(Dataset items)
>>>>>

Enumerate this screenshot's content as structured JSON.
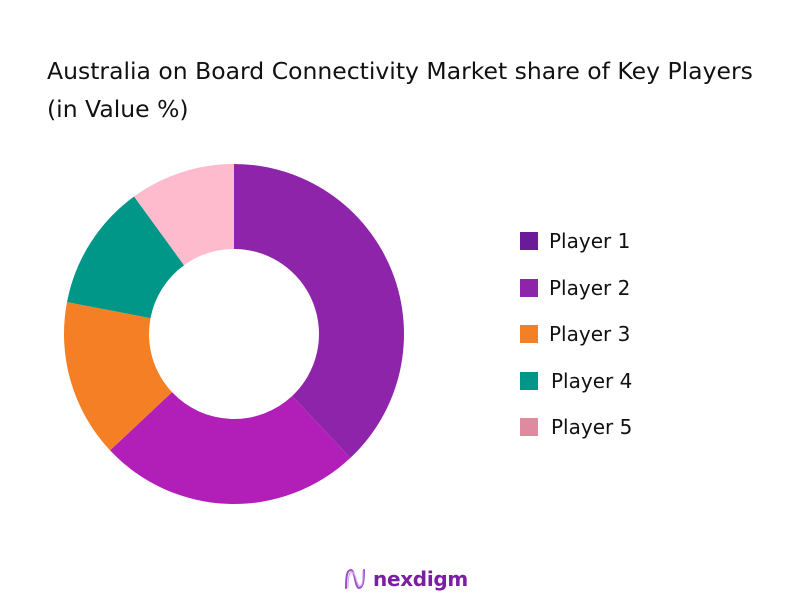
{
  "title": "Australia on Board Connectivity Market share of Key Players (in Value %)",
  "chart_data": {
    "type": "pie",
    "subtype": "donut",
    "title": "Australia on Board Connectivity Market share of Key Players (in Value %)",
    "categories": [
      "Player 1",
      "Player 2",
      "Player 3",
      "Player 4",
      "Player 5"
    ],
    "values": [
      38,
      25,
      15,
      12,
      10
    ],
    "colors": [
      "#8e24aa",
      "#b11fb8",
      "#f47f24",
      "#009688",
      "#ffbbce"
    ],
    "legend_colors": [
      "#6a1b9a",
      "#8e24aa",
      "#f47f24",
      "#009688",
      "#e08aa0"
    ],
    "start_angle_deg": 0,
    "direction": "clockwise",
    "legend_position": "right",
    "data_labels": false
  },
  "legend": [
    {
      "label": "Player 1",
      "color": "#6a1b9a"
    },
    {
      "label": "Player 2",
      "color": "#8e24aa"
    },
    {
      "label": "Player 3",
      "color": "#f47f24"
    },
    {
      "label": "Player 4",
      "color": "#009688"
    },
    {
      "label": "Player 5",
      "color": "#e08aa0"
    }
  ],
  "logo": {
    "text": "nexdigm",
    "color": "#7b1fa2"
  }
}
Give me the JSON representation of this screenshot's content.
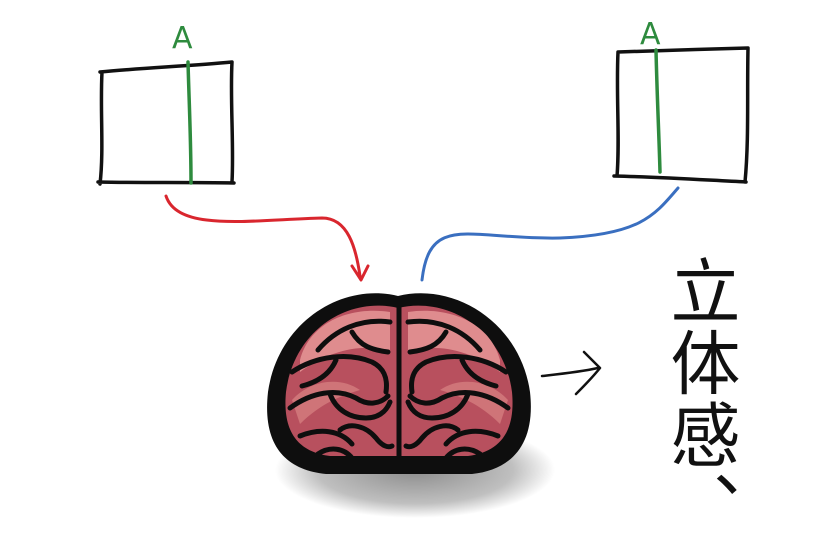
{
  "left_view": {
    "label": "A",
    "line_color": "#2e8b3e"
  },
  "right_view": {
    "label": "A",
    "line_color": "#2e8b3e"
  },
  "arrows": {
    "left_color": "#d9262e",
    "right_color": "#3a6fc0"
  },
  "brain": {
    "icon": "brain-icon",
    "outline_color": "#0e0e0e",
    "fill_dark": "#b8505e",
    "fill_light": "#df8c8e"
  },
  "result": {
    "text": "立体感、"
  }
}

<<<<<

JOB >> Transcribe the material exactly, keeping every word and none of the pictures.

WORKED ANSWER >>
Enumerate this screenshot's content as structured JSON.
{
  "title": "Australia on Board Connectivity Market share of Key Players (in Value %)",
  "chart_data": {
    "type": "pie",
    "subtype": "donut",
    "title": "Australia on Board Connectivity Market share of Key Players (in Value %)",
    "categories": [
      "Player 1",
      "Player 2",
      "Player 3",
      "Player 4",
      "Player 5"
    ],
    "values": [
      38,
      25,
      15,
      12,
      10
    ],
    "colors": [
      "#8e24aa",
      "#b11fb8",
      "#f47f24",
      "#009688",
      "#ffbbce"
    ],
    "legend_colors": [
      "#6a1b9a",
      "#8e24aa",
      "#f47f24",
      "#009688",
      "#e08aa0"
    ],
    "start_angle_deg": 0,
    "direction": "clockwise",
    "legend_position": "right",
    "data_labels": false
  },
  "legend": [
    {
      "label": "Player 1",
      "color": "#6a1b9a"
    },
    {
      "label": "Player 2",
      "color": "#8e24aa"
    },
    {
      "label": "Player 3",
      "color": "#f47f24"
    },
    {
      "label": "Player 4",
      "color": "#009688"
    },
    {
      "label": "Player 5",
      "color": "#e08aa0"
    }
  ],
  "logo": {
    "text": "nexdigm",
    "color": "#7b1fa2"
  }
}
Give me the JSON representation of this screenshot's content.
{
  "left_view": {
    "label": "A",
    "line_color": "#2e8b3e"
  },
  "right_view": {
    "label": "A",
    "line_color": "#2e8b3e"
  },
  "arrows": {
    "left_color": "#d9262e",
    "right_color": "#3a6fc0"
  },
  "brain": {
    "icon": "brain-icon",
    "outline_color": "#0e0e0e",
    "fill_dark": "#b8505e",
    "fill_light": "#df8c8e"
  },
  "result": {
    "text": "立体感、"
  }
}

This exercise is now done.